> [Entries taken from a collection]:
= = =

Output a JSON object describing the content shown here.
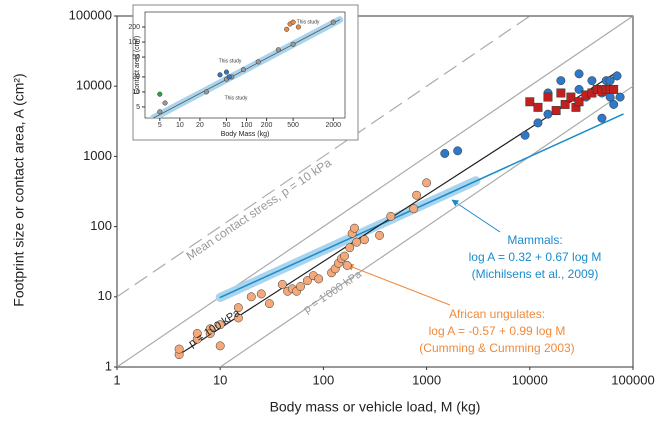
{
  "chart_data": [
    {
      "type": "scatter",
      "x_label": "Body mass or vehicle load, M (kg)",
      "y_label": "Footprint size or contact area, A (cm²)",
      "log_x": true,
      "log_y": true,
      "xlim": [
        1,
        100000
      ],
      "ylim": [
        1,
        100000
      ],
      "xticks": [
        1,
        10,
        100,
        1000,
        10000,
        100000
      ],
      "yticks": [
        1,
        10,
        100,
        1000,
        10000,
        100000
      ],
      "series": [
        {
          "color": "#f4a97a",
          "marker": "circle",
          "x": [
            4,
            4,
            6,
            6,
            8,
            8,
            10,
            10,
            15,
            15,
            20,
            25,
            30,
            40,
            45,
            50,
            55,
            60,
            70,
            80,
            90,
            120,
            130,
            140,
            150,
            160,
            170,
            180,
            190,
            200,
            210,
            250,
            350,
            450,
            750,
            800,
            1000
          ],
          "values": [
            1.5,
            1.8,
            2.5,
            3,
            3.5,
            3,
            2,
            4,
            5,
            7,
            10,
            11,
            8,
            15,
            12,
            13,
            12,
            14,
            17,
            20,
            18,
            22,
            25,
            30,
            35,
            38,
            28,
            50,
            80,
            95,
            60,
            65,
            75,
            140,
            180,
            280,
            420
          ]
        },
        {
          "color": "#2e78c7",
          "marker": "circle",
          "x": [
            1500,
            2000,
            9000,
            12000,
            15000,
            15000,
            20000,
            30000,
            30000,
            35000,
            40000,
            45000,
            50000,
            50000,
            55000,
            60000,
            60000,
            65000,
            70000,
            75000
          ],
          "values": [
            1100,
            1200,
            2000,
            3000,
            8000,
            4000,
            12000,
            9000,
            15000,
            7000,
            12000,
            9000,
            8000,
            3500,
            12000,
            7000,
            12000,
            5500,
            14000,
            7000
          ]
        },
        {
          "color": "#c0201e",
          "marker": "square",
          "x": [
            10000,
            12000,
            15000,
            18000,
            20000,
            22000,
            25000,
            28000,
            30000,
            35000,
            40000,
            45000,
            50000,
            55000,
            60000,
            65000
          ],
          "values": [
            6000,
            5000,
            7000,
            4500,
            8000,
            5500,
            7000,
            5000,
            6000,
            7500,
            8000,
            9000,
            8500,
            9000,
            9000,
            9000
          ]
        }
      ],
      "lines": [
        {
          "color": "#aaaaaa",
          "dash": true,
          "width": 1.2,
          "x": [
            1,
            10000
          ],
          "values": [
            10,
            100000
          ]
        },
        {
          "color": "#aaaaaa",
          "dash": false,
          "width": 1.2,
          "x": [
            1,
            100000
          ],
          "values": [
            1,
            100000
          ]
        },
        {
          "color": "#aaaaaa",
          "dash": false,
          "width": 1.2,
          "x": [
            10,
            100000
          ],
          "values": [
            1,
            10000
          ]
        },
        {
          "color": "#a8d4ee",
          "dash": false,
          "width": 9,
          "x": [
            10,
            3000
          ],
          "values": [
            9.8,
            450
          ]
        },
        {
          "color": "#1a8ccc",
          "dash": false,
          "width": 1.5,
          "x": [
            10,
            80000
          ],
          "values": [
            9.8,
            4000
          ]
        },
        {
          "color": "#222222",
          "dash": false,
          "width": 1.2,
          "x": [
            4,
            70000
          ],
          "values": [
            1.5,
            16000
          ]
        }
      ],
      "annotations": [
        "Mean contact stress, p = 10 kPa",
        "p = 100 kPa",
        "p = 1'000 kPa",
        "Mammals:",
        "log A = 0.32 + 0.67 log M",
        "(Michilsens et al., 2009)",
        "African ungulates:",
        "log A = -0.57 + 0.99 log M",
        "(Cumming & Cumming 2003)"
      ]
    },
    {
      "type": "scatter",
      "x_label": "Body Mass (kg)",
      "y_label": "Contact area (cm²)",
      "log_x": true,
      "log_y": true,
      "xlim": [
        3,
        3000
      ],
      "ylim": [
        3,
        400
      ],
      "xticks": [
        5,
        10,
        20,
        50,
        100,
        200,
        500,
        2000
      ],
      "yticks": [
        5,
        10,
        20,
        50,
        100,
        200
      ],
      "series": [
        {
          "color": "#999999",
          "marker": "circle",
          "x": [
            5,
            6,
            25,
            50,
            60,
            90,
            150,
            300,
            500,
            2000
          ],
          "values": [
            4,
            6,
            10,
            18,
            20,
            28,
            40,
            70,
            90,
            250
          ]
        },
        {
          "color": "#2e78c7",
          "marker": "circle",
          "x": [
            40,
            50,
            55
          ],
          "values": [
            22,
            25,
            20
          ]
        },
        {
          "color": "#2e9e4a",
          "marker": "circle",
          "x": [
            5
          ],
          "values": [
            9
          ]
        },
        {
          "color": "#f08a3c",
          "marker": "circle",
          "x": [
            400,
            450,
            500,
            600
          ],
          "values": [
            180,
            230,
            250,
            200
          ]
        }
      ],
      "lines": [
        {
          "color": "#a8d4ee",
          "dash": false,
          "width": 7,
          "x": [
            4,
            2500
          ],
          "values": [
            3,
            280
          ]
        },
        {
          "color": "#555555",
          "dash": false,
          "width": 0.8,
          "x": [
            4,
            2500
          ],
          "values": [
            3,
            280
          ]
        }
      ],
      "annotations": [
        "This study",
        "This study",
        "This study"
      ]
    }
  ]
}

= = =

Keep the pictures out of the copy and write out the data exactly as it stands.

> [Full output]:
Output a JSON object describing the content shown here.
{
  "chart_data": [
    {
      "type": "scatter",
      "x_label": "Body mass or vehicle load, M (kg)",
      "y_label": "Footprint size or contact area, A (cm²)",
      "log_x": true,
      "log_y": true,
      "xlim": [
        1,
        100000
      ],
      "ylim": [
        1,
        100000
      ],
      "xticks": [
        1,
        10,
        100,
        1000,
        10000,
        100000
      ],
      "yticks": [
        1,
        10,
        100,
        1000,
        10000,
        100000
      ],
      "series": [
        {
          "color": "#f4a97a",
          "marker": "circle",
          "x": [
            4,
            4,
            6,
            6,
            8,
            8,
            10,
            10,
            15,
            15,
            20,
            25,
            30,
            40,
            45,
            50,
            55,
            60,
            70,
            80,
            90,
            120,
            130,
            140,
            150,
            160,
            170,
            180,
            190,
            200,
            210,
            250,
            350,
            450,
            750,
            800,
            1000
          ],
          "values": [
            1.5,
            1.8,
            2.5,
            3,
            3.5,
            3,
            2,
            4,
            5,
            7,
            10,
            11,
            8,
            15,
            12,
            13,
            12,
            14,
            17,
            20,
            18,
            22,
            25,
            30,
            35,
            38,
            28,
            50,
            80,
            95,
            60,
            65,
            75,
            140,
            180,
            280,
            420
          ]
        },
        {
          "color": "#2e78c7",
          "marker": "circle",
          "x": [
            1500,
            2000,
            9000,
            12000,
            15000,
            15000,
            20000,
            30000,
            30000,
            35000,
            40000,
            45000,
            50000,
            50000,
            55000,
            60000,
            60000,
            65000,
            70000,
            75000
          ],
          "values": [
            1100,
            1200,
            2000,
            3000,
            8000,
            4000,
            12000,
            9000,
            15000,
            7000,
            12000,
            9000,
            8000,
            3500,
            12000,
            7000,
            12000,
            5500,
            14000,
            7000
          ]
        },
        {
          "color": "#c0201e",
          "marker": "square",
          "x": [
            10000,
            12000,
            15000,
            18000,
            20000,
            22000,
            25000,
            28000,
            30000,
            35000,
            40000,
            45000,
            50000,
            55000,
            60000,
            65000
          ],
          "values": [
            6000,
            5000,
            7000,
            4500,
            8000,
            5500,
            7000,
            5000,
            6000,
            7500,
            8000,
            9000,
            8500,
            9000,
            9000,
            9000
          ]
        }
      ],
      "lines": [
        {
          "color": "#aaaaaa",
          "dash": true,
          "width": 1.2,
          "x": [
            1,
            10000
          ],
          "values": [
            10,
            100000
          ]
        },
        {
          "color": "#aaaaaa",
          "dash": false,
          "width": 1.2,
          "x": [
            1,
            100000
          ],
          "values": [
            1,
            100000
          ]
        },
        {
          "color": "#aaaaaa",
          "dash": false,
          "width": 1.2,
          "x": [
            10,
            100000
          ],
          "values": [
            1,
            10000
          ]
        },
        {
          "color": "#a8d4ee",
          "dash": false,
          "width": 9,
          "x": [
            10,
            3000
          ],
          "values": [
            9.8,
            450
          ]
        },
        {
          "color": "#1a8ccc",
          "dash": false,
          "width": 1.5,
          "x": [
            10,
            80000
          ],
          "values": [
            9.8,
            4000
          ]
        },
        {
          "color": "#222222",
          "dash": false,
          "width": 1.2,
          "x": [
            4,
            70000
          ],
          "values": [
            1.5,
            16000
          ]
        }
      ],
      "annotations": [
        "Mean contact stress, p = 10 kPa",
        "p = 100 kPa",
        "p = 1'000 kPa",
        "Mammals:",
        "log A = 0.32 + 0.67 log M",
        "(Michilsens et al., 2009)",
        "African ungulates:",
        "log A = -0.57 + 0.99 log M",
        "(Cumming & Cumming 2003)"
      ]
    },
    {
      "type": "scatter",
      "x_label": "Body Mass (kg)",
      "y_label": "Contact area (cm²)",
      "log_x": true,
      "log_y": true,
      "xlim": [
        3,
        3000
      ],
      "ylim": [
        3,
        400
      ],
      "xticks": [
        5,
        10,
        20,
        50,
        100,
        200,
        500,
        2000
      ],
      "yticks": [
        5,
        10,
        20,
        50,
        100,
        200
      ],
      "series": [
        {
          "color": "#999999",
          "marker": "circle",
          "x": [
            5,
            6,
            25,
            50,
            60,
            90,
            150,
            300,
            500,
            2000
          ],
          "values": [
            4,
            6,
            10,
            18,
            20,
            28,
            40,
            70,
            90,
            250
          ]
        },
        {
          "color": "#2e78c7",
          "marker": "circle",
          "x": [
            40,
            50,
            55
          ],
          "values": [
            22,
            25,
            20
          ]
        },
        {
          "color": "#2e9e4a",
          "marker": "circle",
          "x": [
            5
          ],
          "values": [
            9
          ]
        },
        {
          "color": "#f08a3c",
          "marker": "circle",
          "x": [
            400,
            450,
            500,
            600
          ],
          "values": [
            180,
            230,
            250,
            200
          ]
        }
      ],
      "lines": [
        {
          "color": "#a8d4ee",
          "dash": false,
          "width": 7,
          "x": [
            4,
            2500
          ],
          "values": [
            3,
            280
          ]
        },
        {
          "color": "#555555",
          "dash": false,
          "width": 0.8,
          "x": [
            4,
            2500
          ],
          "values": [
            3,
            280
          ]
        }
      ],
      "annotations": [
        "This study",
        "This study",
        "This study"
      ]
    }
  ]
}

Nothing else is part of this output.